REQUEST
Transcribe the records that follow exactly. Skip the pictures.
━━━ PROVIDED INFORMATION
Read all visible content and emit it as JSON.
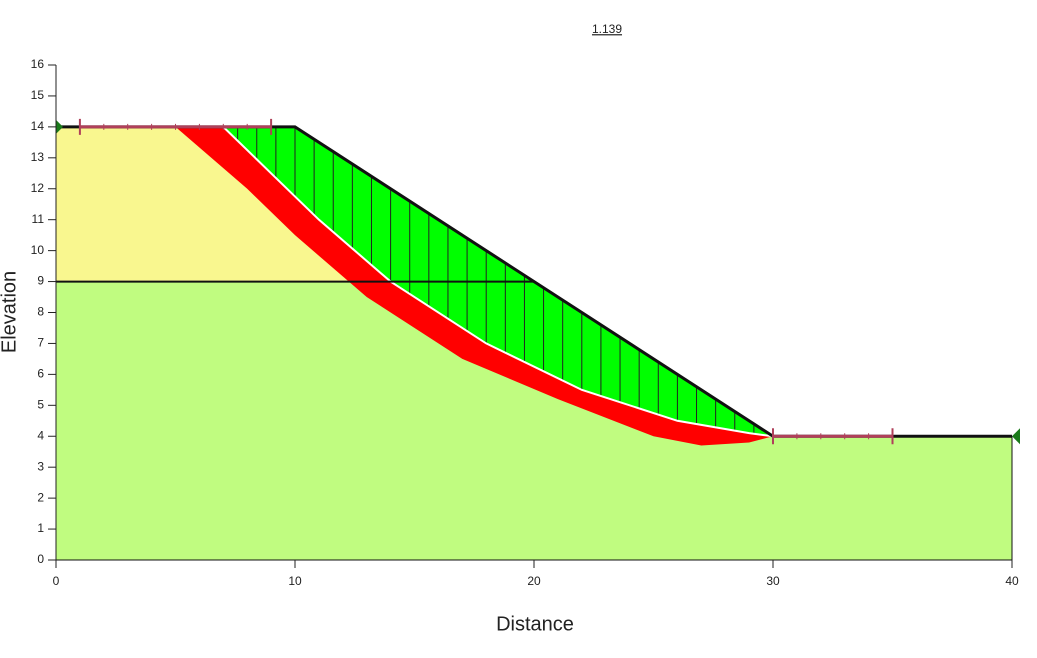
{
  "chart_data": {
    "type": "slope-stability",
    "title": "1.139",
    "xlabel": "Distance",
    "ylabel": "Elevation",
    "xlim": [
      0,
      40
    ],
    "ylim": [
      0,
      16
    ],
    "xticks": [
      0,
      10,
      20,
      30,
      40
    ],
    "yticks": [
      0,
      1,
      2,
      3,
      4,
      5,
      6,
      7,
      8,
      9,
      10,
      11,
      12,
      13,
      14,
      15,
      16
    ],
    "regions": [
      {
        "color": "#c0fc80",
        "x": [
          0,
          0,
          20,
          30,
          40,
          40
        ],
        "y": [
          0,
          9,
          9,
          4,
          4,
          0
        ]
      },
      {
        "color": "#f9f78f",
        "x": [
          0,
          0,
          10,
          20
        ],
        "y": [
          9,
          14,
          14,
          9
        ]
      },
      {
        "color": "#ff0000",
        "x": [
          5,
          8,
          10,
          13,
          17,
          21,
          25,
          27,
          29,
          30,
          29,
          26,
          22,
          18,
          14,
          11,
          9,
          7
        ],
        "y": [
          14,
          12,
          10.5,
          8.5,
          6.5,
          5.2,
          4,
          3.7,
          3.8,
          4,
          4.1,
          4.5,
          5.5,
          7,
          9,
          11,
          12.5,
          14
        ]
      },
      {
        "color": "#00ff00",
        "x": [
          7,
          9,
          11,
          14,
          18,
          22,
          26,
          29,
          30,
          10
        ],
        "y": [
          14,
          12.5,
          11,
          9,
          7,
          5.5,
          4.5,
          4.1,
          4,
          14
        ]
      }
    ],
    "ground": {
      "x": [
        0,
        10,
        30,
        40
      ],
      "y": [
        14,
        14,
        4,
        4
      ]
    },
    "layer_boundary": {
      "x": [
        0,
        20
      ],
      "y": [
        9,
        9
      ]
    },
    "slip_surface": {
      "x": [
        7,
        9,
        11,
        14,
        18,
        22,
        26,
        29,
        30
      ],
      "y": [
        14,
        12.5,
        11,
        9,
        7,
        5.5,
        4.5,
        4.1,
        4
      ]
    },
    "slices_x": [
      7.6,
      8.4,
      9.2,
      10,
      10.8,
      11.6,
      12.4,
      13.2,
      14,
      14.8,
      15.6,
      16.4,
      17.2,
      18,
      18.8,
      19.6,
      20.4,
      21.2,
      22,
      22.8,
      23.6,
      24.4,
      25.2,
      26,
      26.8,
      27.6,
      28.4,
      29.2
    ],
    "entry_range": [
      1,
      9
    ],
    "exit_range": [
      30,
      35
    ],
    "range_color": "#b0405a",
    "piezo_color": "#1a7a1a"
  }
}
━━━━━━
WRITTEN SOLUTION
Read all visible content and emit it as JSON.
{
  "chart_data": {
    "type": "slope-stability",
    "title": "1.139",
    "xlabel": "Distance",
    "ylabel": "Elevation",
    "xlim": [
      0,
      40
    ],
    "ylim": [
      0,
      16
    ],
    "xticks": [
      0,
      10,
      20,
      30,
      40
    ],
    "yticks": [
      0,
      1,
      2,
      3,
      4,
      5,
      6,
      7,
      8,
      9,
      10,
      11,
      12,
      13,
      14,
      15,
      16
    ],
    "regions": [
      {
        "color": "#c0fc80",
        "x": [
          0,
          0,
          20,
          30,
          40,
          40
        ],
        "y": [
          0,
          9,
          9,
          4,
          4,
          0
        ]
      },
      {
        "color": "#f9f78f",
        "x": [
          0,
          0,
          10,
          20
        ],
        "y": [
          9,
          14,
          14,
          9
        ]
      },
      {
        "color": "#ff0000",
        "x": [
          5,
          8,
          10,
          13,
          17,
          21,
          25,
          27,
          29,
          30,
          29,
          26,
          22,
          18,
          14,
          11,
          9,
          7
        ],
        "y": [
          14,
          12,
          10.5,
          8.5,
          6.5,
          5.2,
          4,
          3.7,
          3.8,
          4,
          4.1,
          4.5,
          5.5,
          7,
          9,
          11,
          12.5,
          14
        ]
      },
      {
        "color": "#00ff00",
        "x": [
          7,
          9,
          11,
          14,
          18,
          22,
          26,
          29,
          30,
          10
        ],
        "y": [
          14,
          12.5,
          11,
          9,
          7,
          5.5,
          4.5,
          4.1,
          4,
          14
        ]
      }
    ],
    "ground": {
      "x": [
        0,
        10,
        30,
        40
      ],
      "y": [
        14,
        14,
        4,
        4
      ]
    },
    "layer_boundary": {
      "x": [
        0,
        20
      ],
      "y": [
        9,
        9
      ]
    },
    "slip_surface": {
      "x": [
        7,
        9,
        11,
        14,
        18,
        22,
        26,
        29,
        30
      ],
      "y": [
        14,
        12.5,
        11,
        9,
        7,
        5.5,
        4.5,
        4.1,
        4
      ]
    },
    "slices_x": [
      7.6,
      8.4,
      9.2,
      10,
      10.8,
      11.6,
      12.4,
      13.2,
      14,
      14.8,
      15.6,
      16.4,
      17.2,
      18,
      18.8,
      19.6,
      20.4,
      21.2,
      22,
      22.8,
      23.6,
      24.4,
      25.2,
      26,
      26.8,
      27.6,
      28.4,
      29.2
    ],
    "entry_range": [
      1,
      9
    ],
    "exit_range": [
      30,
      35
    ],
    "range_color": "#b0405a",
    "piezo_color": "#1a7a1a"
  }
}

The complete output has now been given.